◆ YOUR TASK
Write each record again exactly as it stands.

Items from a data source:
******
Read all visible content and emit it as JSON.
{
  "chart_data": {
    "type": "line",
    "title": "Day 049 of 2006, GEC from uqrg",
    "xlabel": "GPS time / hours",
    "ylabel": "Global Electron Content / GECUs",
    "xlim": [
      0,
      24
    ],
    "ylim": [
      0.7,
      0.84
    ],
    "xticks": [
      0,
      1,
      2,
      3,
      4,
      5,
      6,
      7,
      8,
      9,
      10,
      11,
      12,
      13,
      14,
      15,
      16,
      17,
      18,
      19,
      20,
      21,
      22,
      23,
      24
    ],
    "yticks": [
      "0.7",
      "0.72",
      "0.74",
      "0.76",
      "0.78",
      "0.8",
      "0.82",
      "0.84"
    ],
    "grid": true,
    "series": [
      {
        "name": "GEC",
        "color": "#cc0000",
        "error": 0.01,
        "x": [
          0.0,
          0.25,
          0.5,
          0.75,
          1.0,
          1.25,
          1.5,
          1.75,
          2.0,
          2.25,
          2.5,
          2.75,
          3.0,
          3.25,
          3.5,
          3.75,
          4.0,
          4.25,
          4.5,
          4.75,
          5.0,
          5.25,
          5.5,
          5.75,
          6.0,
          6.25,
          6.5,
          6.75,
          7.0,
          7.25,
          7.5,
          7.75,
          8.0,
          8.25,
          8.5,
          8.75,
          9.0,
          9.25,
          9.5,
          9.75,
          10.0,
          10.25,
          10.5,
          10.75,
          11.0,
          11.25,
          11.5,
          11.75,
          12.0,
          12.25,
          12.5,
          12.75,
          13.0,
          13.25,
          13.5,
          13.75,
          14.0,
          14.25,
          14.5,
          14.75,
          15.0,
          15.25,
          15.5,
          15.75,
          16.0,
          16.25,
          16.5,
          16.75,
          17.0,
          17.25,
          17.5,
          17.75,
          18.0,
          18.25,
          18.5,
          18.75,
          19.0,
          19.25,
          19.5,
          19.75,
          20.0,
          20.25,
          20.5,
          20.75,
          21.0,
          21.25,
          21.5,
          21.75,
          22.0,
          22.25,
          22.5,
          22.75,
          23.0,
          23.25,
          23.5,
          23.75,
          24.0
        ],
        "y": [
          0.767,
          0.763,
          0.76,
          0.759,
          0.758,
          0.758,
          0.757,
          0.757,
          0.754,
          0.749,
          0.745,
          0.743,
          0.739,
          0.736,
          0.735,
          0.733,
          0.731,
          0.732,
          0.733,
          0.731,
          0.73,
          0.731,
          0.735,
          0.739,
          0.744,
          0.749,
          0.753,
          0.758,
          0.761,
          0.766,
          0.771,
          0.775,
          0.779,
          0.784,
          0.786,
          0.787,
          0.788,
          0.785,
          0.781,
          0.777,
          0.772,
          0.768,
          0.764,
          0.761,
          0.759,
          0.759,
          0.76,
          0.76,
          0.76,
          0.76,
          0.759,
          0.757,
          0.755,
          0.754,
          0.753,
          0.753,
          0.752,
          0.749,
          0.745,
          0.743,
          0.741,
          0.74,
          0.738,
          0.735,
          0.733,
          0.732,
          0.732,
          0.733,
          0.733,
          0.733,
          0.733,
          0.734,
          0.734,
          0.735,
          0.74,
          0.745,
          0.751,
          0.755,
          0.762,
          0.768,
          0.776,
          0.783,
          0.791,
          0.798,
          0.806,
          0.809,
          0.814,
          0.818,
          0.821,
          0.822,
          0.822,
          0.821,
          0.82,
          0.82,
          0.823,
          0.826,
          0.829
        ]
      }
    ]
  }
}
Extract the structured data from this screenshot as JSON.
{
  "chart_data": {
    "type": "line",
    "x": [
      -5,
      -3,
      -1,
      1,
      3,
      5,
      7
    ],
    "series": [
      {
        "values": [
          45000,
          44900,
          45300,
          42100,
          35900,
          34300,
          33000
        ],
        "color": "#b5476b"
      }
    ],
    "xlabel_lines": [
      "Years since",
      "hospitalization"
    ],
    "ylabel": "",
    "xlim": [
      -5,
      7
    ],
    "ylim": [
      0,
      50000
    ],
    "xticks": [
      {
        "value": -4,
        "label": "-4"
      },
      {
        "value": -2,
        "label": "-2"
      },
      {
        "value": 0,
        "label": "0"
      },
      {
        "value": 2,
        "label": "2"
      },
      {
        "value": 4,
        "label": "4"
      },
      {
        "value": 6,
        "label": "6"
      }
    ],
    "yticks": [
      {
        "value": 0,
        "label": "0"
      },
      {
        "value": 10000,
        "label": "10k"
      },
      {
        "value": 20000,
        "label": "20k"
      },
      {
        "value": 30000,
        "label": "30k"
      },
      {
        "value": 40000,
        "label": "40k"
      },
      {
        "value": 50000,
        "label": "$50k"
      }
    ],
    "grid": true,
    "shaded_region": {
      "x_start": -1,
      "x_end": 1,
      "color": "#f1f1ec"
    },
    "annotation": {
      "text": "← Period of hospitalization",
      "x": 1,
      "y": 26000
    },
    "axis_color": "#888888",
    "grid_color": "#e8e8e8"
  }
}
******
◆ RESPONSE TO THE TASK
Read all visible content and emit it as JSON.
{
  "chart_data": {
    "type": "line",
    "title": "Day 049 of 2006, GEC from uqrg",
    "xlabel": "GPS time / hours",
    "ylabel": "Global Electron Content / GECUs",
    "xlim": [
      0,
      24
    ],
    "ylim": [
      0.7,
      0.84
    ],
    "xticks": [
      0,
      1,
      2,
      3,
      4,
      5,
      6,
      7,
      8,
      9,
      10,
      11,
      12,
      13,
      14,
      15,
      16,
      17,
      18,
      19,
      20,
      21,
      22,
      23,
      24
    ],
    "yticks": [
      "0.7",
      "0.72",
      "0.74",
      "0.76",
      "0.78",
      "0.8",
      "0.82",
      "0.84"
    ],
    "grid": true,
    "series": [
      {
        "name": "GEC",
        "color": "#cc0000",
        "error": 0.01,
        "x": [
          0.0,
          0.25,
          0.5,
          0.75,
          1.0,
          1.25,
          1.5,
          1.75,
          2.0,
          2.25,
          2.5,
          2.75,
          3.0,
          3.25,
          3.5,
          3.75,
          4.0,
          4.25,
          4.5,
          4.75,
          5.0,
          5.25,
          5.5,
          5.75,
          6.0,
          6.25,
          6.5,
          6.75,
          7.0,
          7.25,
          7.5,
          7.75,
          8.0,
          8.25,
          8.5,
          8.75,
          9.0,
          9.25,
          9.5,
          9.75,
          10.0,
          10.25,
          10.5,
          10.75,
          11.0,
          11.25,
          11.5,
          11.75,
          12.0,
          12.25,
          12.5,
          12.75,
          13.0,
          13.25,
          13.5,
          13.75,
          14.0,
          14.25,
          14.5,
          14.75,
          15.0,
          15.25,
          15.5,
          15.75,
          16.0,
          16.25,
          16.5,
          16.75,
          17.0,
          17.25,
          17.5,
          17.75,
          18.0,
          18.25,
          18.5,
          18.75,
          19.0,
          19.25,
          19.5,
          19.75,
          20.0,
          20.25,
          20.5,
          20.75,
          21.0,
          21.25,
          21.5,
          21.75,
          22.0,
          22.25,
          22.5,
          22.75,
          23.0,
          23.25,
          23.5,
          23.75,
          24.0
        ],
        "y": [
          0.767,
          0.763,
          0.76,
          0.759,
          0.758,
          0.758,
          0.757,
          0.757,
          0.754,
          0.749,
          0.745,
          0.743,
          0.739,
          0.736,
          0.735,
          0.733,
          0.731,
          0.732,
          0.733,
          0.731,
          0.73,
          0.731,
          0.735,
          0.739,
          0.744,
          0.749,
          0.753,
          0.758,
          0.761,
          0.766,
          0.771,
          0.775,
          0.779,
          0.784,
          0.786,
          0.787,
          0.788,
          0.785,
          0.781,
          0.777,
          0.772,
          0.768,
          0.764,
          0.761,
          0.759,
          0.759,
          0.76,
          0.76,
          0.76,
          0.76,
          0.759,
          0.757,
          0.755,
          0.754,
          0.753,
          0.753,
          0.752,
          0.749,
          0.745,
          0.743,
          0.741,
          0.74,
          0.738,
          0.735,
          0.733,
          0.732,
          0.732,
          0.733,
          0.733,
          0.733,
          0.733,
          0.734,
          0.734,
          0.735,
          0.74,
          0.745,
          0.751,
          0.755,
          0.762,
          0.768,
          0.776,
          0.783,
          0.791,
          0.798,
          0.806,
          0.809,
          0.814,
          0.818,
          0.821,
          0.822,
          0.822,
          0.821,
          0.82,
          0.82,
          0.823,
          0.826,
          0.829
        ]
      }
    ]
  }
}
Extract the structured data from this screenshot as JSON.
{
  "chart_data": {
    "type": "line",
    "x": [
      -5,
      -3,
      -1,
      1,
      3,
      5,
      7
    ],
    "series": [
      {
        "values": [
          45000,
          44900,
          45300,
          42100,
          35900,
          34300,
          33000
        ],
        "color": "#b5476b"
      }
    ],
    "xlabel_lines": [
      "Years since",
      "hospitalization"
    ],
    "ylabel": "",
    "xlim": [
      -5,
      7
    ],
    "ylim": [
      0,
      50000
    ],
    "xticks": [
      {
        "value": -4,
        "label": "-4"
      },
      {
        "value": -2,
        "label": "-2"
      },
      {
        "value": 0,
        "label": "0"
      },
      {
        "value": 2,
        "label": "2"
      },
      {
        "value": 4,
        "label": "4"
      },
      {
        "value": 6,
        "label": "6"
      }
    ],
    "yticks": [
      {
        "value": 0,
        "label": "0"
      },
      {
        "value": 10000,
        "label": "10k"
      },
      {
        "value": 20000,
        "label": "20k"
      },
      {
        "value": 30000,
        "label": "30k"
      },
      {
        "value": 40000,
        "label": "40k"
      },
      {
        "value": 50000,
        "label": "$50k"
      }
    ],
    "grid": true,
    "shaded_region": {
      "x_start": -1,
      "x_end": 1,
      "color": "#f1f1ec"
    },
    "annotation": {
      "text": "← Period of hospitalization",
      "x": 1,
      "y": 26000
    },
    "axis_color": "#888888",
    "grid_color": "#e8e8e8"
  }
}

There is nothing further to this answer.